• Kutipan terpilih:
Pengembang properti di Tiongkok semakin banyak yang gagal membayar utang tahun ini.

JAKARTA - Dana Moneter Internasional (IMF) pada Jumat (28/10) memangkas perkiraan ekonomi Asia, karena pengetatan moneter global, meningkatnya inflasi yang disebabkan perang di Ukraina, dan perlambatan tajam ekonomi Tiongkok yang menurunkan prospek pemulihan kawasan itu.

Direktur Departemen Asia dan Pasifik IMF, Krishna Srinivasan, dalam laporan prospek ekonomi regional Asia- Pasifik mengatakan meskipun inflasi di Asia tetap lebih rendah dibandingkan dengan kawasan lain, namun sebagian besar bank sentral terus menaikkan suku bunga untuk memastikan ekspektasi inflasi tidak semakin liar.

"Rebound ekonomi Asia yang kuat awal tahun ini kehilangan momentum, dengan kuartal kedua yang lebih lemah dari perkiraan," kata Srinivasan.

Pengetatan moneter lebih lanjut diperlukan untuk memastikan bahwa inflasi kembali ke target dan ekspektasi inflasi tetap terjaga dengan baik.

IMF memangkas perkiraan pertumbuhan Asia menjadi 4,0 persen tahun ini dan 4,3 persen tahun depan, masing-masing turun 0,9 poin dan 0,8 poin dari proyeksi April lalu. Perlambatan tersebut mengikuti ekspansi 6,5 persen pada tahun 2021.

• Data hasil ekstraksi:
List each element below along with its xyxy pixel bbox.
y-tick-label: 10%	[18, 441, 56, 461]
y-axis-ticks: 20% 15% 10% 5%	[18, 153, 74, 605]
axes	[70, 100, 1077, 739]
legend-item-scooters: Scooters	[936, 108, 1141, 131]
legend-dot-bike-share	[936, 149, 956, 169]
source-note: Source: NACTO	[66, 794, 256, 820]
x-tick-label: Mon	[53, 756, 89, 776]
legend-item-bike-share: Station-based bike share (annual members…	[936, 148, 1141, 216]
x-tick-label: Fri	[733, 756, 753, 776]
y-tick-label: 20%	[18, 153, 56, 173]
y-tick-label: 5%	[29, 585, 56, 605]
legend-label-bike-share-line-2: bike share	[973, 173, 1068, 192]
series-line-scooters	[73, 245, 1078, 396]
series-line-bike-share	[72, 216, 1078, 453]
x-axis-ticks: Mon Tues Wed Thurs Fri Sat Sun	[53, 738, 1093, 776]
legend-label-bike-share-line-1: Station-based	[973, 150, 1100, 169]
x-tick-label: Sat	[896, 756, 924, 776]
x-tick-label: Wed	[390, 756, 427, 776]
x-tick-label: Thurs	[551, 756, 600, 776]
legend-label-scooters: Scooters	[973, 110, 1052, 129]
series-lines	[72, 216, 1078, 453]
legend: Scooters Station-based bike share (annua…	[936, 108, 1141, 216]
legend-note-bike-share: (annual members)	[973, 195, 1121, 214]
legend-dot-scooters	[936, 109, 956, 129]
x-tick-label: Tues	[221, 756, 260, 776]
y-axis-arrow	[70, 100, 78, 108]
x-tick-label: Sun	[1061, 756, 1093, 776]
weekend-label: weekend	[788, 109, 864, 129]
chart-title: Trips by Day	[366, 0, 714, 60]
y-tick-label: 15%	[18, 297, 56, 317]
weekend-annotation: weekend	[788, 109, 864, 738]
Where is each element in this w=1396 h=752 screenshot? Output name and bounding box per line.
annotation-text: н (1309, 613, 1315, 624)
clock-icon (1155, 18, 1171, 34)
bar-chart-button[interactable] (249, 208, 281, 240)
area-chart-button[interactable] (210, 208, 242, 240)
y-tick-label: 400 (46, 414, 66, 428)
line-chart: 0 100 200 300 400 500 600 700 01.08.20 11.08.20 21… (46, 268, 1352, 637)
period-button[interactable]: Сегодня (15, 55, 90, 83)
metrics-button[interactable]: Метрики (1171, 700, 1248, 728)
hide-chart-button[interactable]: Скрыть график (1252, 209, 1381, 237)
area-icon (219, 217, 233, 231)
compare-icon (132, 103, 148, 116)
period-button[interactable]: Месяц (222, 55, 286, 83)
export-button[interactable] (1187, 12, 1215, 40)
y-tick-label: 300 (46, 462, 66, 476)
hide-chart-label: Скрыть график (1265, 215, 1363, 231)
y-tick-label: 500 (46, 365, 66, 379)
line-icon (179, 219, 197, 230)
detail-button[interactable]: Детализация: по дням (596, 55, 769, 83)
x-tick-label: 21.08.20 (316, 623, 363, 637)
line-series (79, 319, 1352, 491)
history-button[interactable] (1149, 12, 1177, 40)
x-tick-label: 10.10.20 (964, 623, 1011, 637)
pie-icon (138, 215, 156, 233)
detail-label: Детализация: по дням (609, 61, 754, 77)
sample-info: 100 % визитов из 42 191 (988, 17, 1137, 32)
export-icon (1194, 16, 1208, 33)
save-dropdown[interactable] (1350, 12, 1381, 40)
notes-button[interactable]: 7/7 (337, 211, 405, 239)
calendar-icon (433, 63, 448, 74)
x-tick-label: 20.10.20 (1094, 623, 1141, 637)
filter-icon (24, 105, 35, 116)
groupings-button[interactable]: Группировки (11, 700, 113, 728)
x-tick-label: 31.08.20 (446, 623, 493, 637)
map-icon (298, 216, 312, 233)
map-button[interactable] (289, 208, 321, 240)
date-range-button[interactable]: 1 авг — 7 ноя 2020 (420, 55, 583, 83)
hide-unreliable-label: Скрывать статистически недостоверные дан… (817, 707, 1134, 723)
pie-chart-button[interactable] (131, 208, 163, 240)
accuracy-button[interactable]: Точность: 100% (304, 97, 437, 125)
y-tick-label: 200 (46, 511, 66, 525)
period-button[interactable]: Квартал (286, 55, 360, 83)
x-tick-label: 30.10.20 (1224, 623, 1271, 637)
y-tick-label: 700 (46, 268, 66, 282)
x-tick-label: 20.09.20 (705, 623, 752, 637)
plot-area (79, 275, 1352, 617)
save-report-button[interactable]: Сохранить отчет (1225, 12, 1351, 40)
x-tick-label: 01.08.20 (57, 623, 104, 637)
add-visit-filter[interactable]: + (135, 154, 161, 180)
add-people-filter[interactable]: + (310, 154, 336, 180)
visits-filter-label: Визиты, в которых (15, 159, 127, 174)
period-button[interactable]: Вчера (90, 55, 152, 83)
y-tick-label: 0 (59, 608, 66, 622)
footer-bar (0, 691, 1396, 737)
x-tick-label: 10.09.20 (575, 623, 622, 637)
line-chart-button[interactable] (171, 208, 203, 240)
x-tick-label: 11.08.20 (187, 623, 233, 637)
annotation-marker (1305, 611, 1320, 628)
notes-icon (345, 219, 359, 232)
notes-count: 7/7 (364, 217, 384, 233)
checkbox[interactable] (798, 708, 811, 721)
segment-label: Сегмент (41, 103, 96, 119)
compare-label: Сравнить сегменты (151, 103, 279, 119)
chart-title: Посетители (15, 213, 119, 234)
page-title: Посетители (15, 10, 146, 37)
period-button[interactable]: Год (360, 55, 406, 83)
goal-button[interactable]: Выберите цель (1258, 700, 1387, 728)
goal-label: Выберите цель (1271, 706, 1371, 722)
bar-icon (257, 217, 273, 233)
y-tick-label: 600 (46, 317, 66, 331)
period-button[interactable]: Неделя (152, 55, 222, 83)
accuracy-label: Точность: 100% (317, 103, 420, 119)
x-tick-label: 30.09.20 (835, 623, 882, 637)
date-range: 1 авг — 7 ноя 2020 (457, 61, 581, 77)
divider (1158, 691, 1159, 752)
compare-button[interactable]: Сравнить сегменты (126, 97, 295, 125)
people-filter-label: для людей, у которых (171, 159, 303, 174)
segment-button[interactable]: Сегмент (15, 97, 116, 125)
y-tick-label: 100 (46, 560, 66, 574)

• Tugas:
Sambunglah artikel tentang proyeksi ekonomi Asia oleh IMF, dimulai tepat setelah kalimat terakhir yang ditampilkan. Item-item tersebut tidak berhubungan dengan artikel tentang proyeksi ekonomi Asia oleh IMF.

• Jawaban tugas:
"Ketika efek pandemi berkurang, kawasan ini menghadapi tantangan baru dari pengetatan keuangan global dan perkiraan perlambatan permintaan eksternal," sebut laporan itu.

Di antara hambatan terbesar adalah perlambatan ekonomi Tiongkok yang cepat dan berbasis luas yang dipicu oleh penguncian Covid-19 yang ketat dan kesengsaraan pasar properti yang memburuk.

"Dengan semakin banyaknya pengembang properti yang gagal membayar utang mereka selama setahun terakhir, akses sektor ini ke pembiayaan pasar menjadi semakin menantang," sebut laporan itu.

"Risiko terhadap sistem perbankan dari sektor real estate meningkat karena eksposur yang substansial," lanjutnya.

IMF memperkirakan ekonomi Tiongkok akan melambat menjadi 3,2 persen tahun ini, turun 1,2 poin dari proyeksi April, setelah naik 8,1 persen pada 2021. Ekonomi terbesar kedua di dunia itu diperkirakan tumbuh 4,4 persen tahun depan dan 4,5 persen pada 2024.

Karena negara-negara berkembang Asia dipaksa untuk menaikkan suku bunga guna menghindari arus keluar modal yang cepat, penggunaan intervensi valuta asing yang bijaksana dapat membantu meringankan beban kebijakan moneter di beberapa negara.

"Alat ini bisa sangat berguna di antara pasar valuta asing Asia yang lebih dangkal, seperti Filipina, atau di mana ketidaksesuaian mata uang pada neraca bank atau perusahaan meningkatkan risiko volatilitas nilai tukar seperti di Indonesia," sebut laporan IMF.

Intervensi valuta asing (valas) hanya bersifat sementara untuk menghindari efek samping dari penggunaan berkelanjutan, yang mungkin termasuk peningkatan pengambilan risiko di sektor swasta.

"Imported Inflation"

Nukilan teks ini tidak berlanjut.